Instructions to follow
Print every record below exactly as written.

--*--

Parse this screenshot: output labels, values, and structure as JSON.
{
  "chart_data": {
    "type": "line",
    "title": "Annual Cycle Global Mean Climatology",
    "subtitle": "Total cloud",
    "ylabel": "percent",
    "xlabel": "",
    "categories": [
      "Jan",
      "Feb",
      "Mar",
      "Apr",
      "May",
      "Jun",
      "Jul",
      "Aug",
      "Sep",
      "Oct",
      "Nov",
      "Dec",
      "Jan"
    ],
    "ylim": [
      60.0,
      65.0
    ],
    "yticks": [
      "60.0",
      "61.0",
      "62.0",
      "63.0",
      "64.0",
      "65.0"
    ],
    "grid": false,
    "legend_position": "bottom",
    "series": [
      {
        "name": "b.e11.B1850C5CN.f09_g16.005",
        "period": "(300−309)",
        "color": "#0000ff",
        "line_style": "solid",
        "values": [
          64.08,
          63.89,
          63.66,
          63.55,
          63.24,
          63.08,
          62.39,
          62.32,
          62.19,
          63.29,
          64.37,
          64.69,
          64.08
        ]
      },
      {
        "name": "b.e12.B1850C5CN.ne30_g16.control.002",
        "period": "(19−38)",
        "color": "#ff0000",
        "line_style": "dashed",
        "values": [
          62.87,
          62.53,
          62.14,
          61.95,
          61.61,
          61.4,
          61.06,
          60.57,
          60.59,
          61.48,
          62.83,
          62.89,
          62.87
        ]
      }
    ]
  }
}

--*--

Solution
Parse this screenshot: output labels, values, and structure as JSON.
{
  "chart_data": {
    "type": "line",
    "title": "Annual Cycle Global Mean Climatology",
    "subtitle": "Total cloud",
    "ylabel": "percent",
    "xlabel": "",
    "categories": [
      "Jan",
      "Feb",
      "Mar",
      "Apr",
      "May",
      "Jun",
      "Jul",
      "Aug",
      "Sep",
      "Oct",
      "Nov",
      "Dec",
      "Jan"
    ],
    "ylim": [
      60.0,
      65.0
    ],
    "yticks": [
      "60.0",
      "61.0",
      "62.0",
      "63.0",
      "64.0",
      "65.0"
    ],
    "grid": false,
    "legend_position": "bottom",
    "series": [
      {
        "name": "b.e11.B1850C5CN.f09_g16.005",
        "period": "(300−309)",
        "color": "#0000ff",
        "line_style": "solid",
        "values": [
          64.08,
          63.89,
          63.66,
          63.55,
          63.24,
          63.08,
          62.39,
          62.32,
          62.19,
          63.29,
          64.37,
          64.69,
          64.08
        ]
      },
      {
        "name": "b.e12.B1850C5CN.ne30_g16.control.002",
        "period": "(19−38)",
        "color": "#ff0000",
        "line_style": "dashed",
        "values": [
          62.87,
          62.53,
          62.14,
          61.95,
          61.61,
          61.4,
          61.06,
          60.57,
          60.59,
          61.48,
          62.83,
          62.89,
          62.87
        ]
      }
    ]
  }
}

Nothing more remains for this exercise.